## Direction
Repeat every line of the material, character for character.

## The data
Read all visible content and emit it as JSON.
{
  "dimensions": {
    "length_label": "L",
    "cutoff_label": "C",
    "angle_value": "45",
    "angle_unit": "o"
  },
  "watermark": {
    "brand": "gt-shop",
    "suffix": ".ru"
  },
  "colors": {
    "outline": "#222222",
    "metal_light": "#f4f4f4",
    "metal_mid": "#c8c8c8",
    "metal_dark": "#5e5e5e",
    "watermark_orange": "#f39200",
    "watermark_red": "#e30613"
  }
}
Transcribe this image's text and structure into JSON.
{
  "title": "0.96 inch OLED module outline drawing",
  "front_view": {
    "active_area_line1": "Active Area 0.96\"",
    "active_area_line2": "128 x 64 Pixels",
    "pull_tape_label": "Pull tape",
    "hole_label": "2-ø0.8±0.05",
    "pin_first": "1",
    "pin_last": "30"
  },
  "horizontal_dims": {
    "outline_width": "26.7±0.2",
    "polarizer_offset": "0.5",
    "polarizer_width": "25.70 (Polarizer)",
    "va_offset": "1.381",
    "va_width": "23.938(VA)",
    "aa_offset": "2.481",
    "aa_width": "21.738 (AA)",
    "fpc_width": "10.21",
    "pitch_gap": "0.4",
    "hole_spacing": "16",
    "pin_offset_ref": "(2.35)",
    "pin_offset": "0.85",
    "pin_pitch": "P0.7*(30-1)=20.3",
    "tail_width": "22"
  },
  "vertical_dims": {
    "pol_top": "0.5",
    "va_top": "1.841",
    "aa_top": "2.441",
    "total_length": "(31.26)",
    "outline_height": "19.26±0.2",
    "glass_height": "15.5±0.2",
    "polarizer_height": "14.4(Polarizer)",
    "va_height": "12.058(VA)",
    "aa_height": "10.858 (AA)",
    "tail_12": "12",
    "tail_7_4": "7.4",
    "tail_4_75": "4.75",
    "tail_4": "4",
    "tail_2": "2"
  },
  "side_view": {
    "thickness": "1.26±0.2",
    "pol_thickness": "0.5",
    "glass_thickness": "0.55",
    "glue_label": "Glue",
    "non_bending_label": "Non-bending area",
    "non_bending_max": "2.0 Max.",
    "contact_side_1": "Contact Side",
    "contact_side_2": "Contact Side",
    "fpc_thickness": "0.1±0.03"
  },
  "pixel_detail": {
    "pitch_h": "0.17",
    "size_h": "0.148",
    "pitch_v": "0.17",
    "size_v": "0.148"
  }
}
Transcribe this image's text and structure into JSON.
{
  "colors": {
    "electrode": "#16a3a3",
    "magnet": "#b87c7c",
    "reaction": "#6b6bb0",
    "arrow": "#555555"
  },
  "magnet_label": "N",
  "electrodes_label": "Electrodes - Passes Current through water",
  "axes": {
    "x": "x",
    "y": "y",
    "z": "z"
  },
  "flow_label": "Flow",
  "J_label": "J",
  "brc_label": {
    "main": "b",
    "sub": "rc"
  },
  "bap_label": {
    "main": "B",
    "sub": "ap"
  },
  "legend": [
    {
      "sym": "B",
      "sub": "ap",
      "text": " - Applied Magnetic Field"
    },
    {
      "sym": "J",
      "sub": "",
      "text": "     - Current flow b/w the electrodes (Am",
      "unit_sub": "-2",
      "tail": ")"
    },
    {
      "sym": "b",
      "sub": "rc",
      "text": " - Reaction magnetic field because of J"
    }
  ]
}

## Response below
Read all visible content and emit it as JSON.
{
  "dimensions": {
    "length_label": "L",
    "cutoff_label": "C",
    "angle_value": "45",
    "angle_unit": "o"
  },
  "watermark": {
    "brand": "gt-shop",
    "suffix": ".ru"
  },
  "colors": {
    "outline": "#222222",
    "metal_light": "#f4f4f4",
    "metal_mid": "#c8c8c8",
    "metal_dark": "#5e5e5e",
    "watermark_orange": "#f39200",
    "watermark_red": "#e30613"
  }
}
Transcribe this image's text and structure into JSON.
{
  "title": "0.96 inch OLED module outline drawing",
  "front_view": {
    "active_area_line1": "Active Area 0.96\"",
    "active_area_line2": "128 x 64 Pixels",
    "pull_tape_label": "Pull tape",
    "hole_label": "2-ø0.8±0.05",
    "pin_first": "1",
    "pin_last": "30"
  },
  "horizontal_dims": {
    "outline_width": "26.7±0.2",
    "polarizer_offset": "0.5",
    "polarizer_width": "25.70 (Polarizer)",
    "va_offset": "1.381",
    "va_width": "23.938(VA)",
    "aa_offset": "2.481",
    "aa_width": "21.738 (AA)",
    "fpc_width": "10.21",
    "pitch_gap": "0.4",
    "hole_spacing": "16",
    "pin_offset_ref": "(2.35)",
    "pin_offset": "0.85",
    "pin_pitch": "P0.7*(30-1)=20.3",
    "tail_width": "22"
  },
  "vertical_dims": {
    "pol_top": "0.5",
    "va_top": "1.841",
    "aa_top": "2.441",
    "total_length": "(31.26)",
    "outline_height": "19.26±0.2",
    "glass_height": "15.5±0.2",
    "polarizer_height": "14.4(Polarizer)",
    "va_height": "12.058(VA)",
    "aa_height": "10.858 (AA)",
    "tail_12": "12",
    "tail_7_4": "7.4",
    "tail_4_75": "4.75",
    "tail_4": "4",
    "tail_2": "2"
  },
  "side_view": {
    "thickness": "1.26±0.2",
    "pol_thickness": "0.5",
    "glass_thickness": "0.55",
    "glue_label": "Glue",
    "non_bending_label": "Non-bending area",
    "non_bending_max": "2.0 Max.",
    "contact_side_1": "Contact Side",
    "contact_side_2": "Contact Side",
    "fpc_thickness": "0.1±0.03"
  },
  "pixel_detail": {
    "pitch_h": "0.17",
    "size_h": "0.148",
    "pitch_v": "0.17",
    "size_v": "0.148"
  }
}
Transcribe this image's text and structure into JSON.
{
  "colors": {
    "electrode": "#16a3a3",
    "magnet": "#b87c7c",
    "reaction": "#6b6bb0",
    "arrow": "#555555"
  },
  "magnet_label": "N",
  "electrodes_label": "Electrodes - Passes Current through water",
  "axes": {
    "x": "x",
    "y": "y",
    "z": "z"
  },
  "flow_label": "Flow",
  "J_label": "J",
  "brc_label": {
    "main": "b",
    "sub": "rc"
  },
  "bap_label": {
    "main": "B",
    "sub": "ap"
  },
  "legend": [
    {
      "sym": "B",
      "sub": "ap",
      "text": " - Applied Magnetic Field"
    },
    {
      "sym": "J",
      "sub": "",
      "text": "     - Current flow b/w the electrodes (Am",
      "unit_sub": "-2",
      "tail": ")"
    },
    {
      "sym": "b",
      "sub": "rc",
      "text": " - Reaction magnetic field because of J"
    }
  ]
}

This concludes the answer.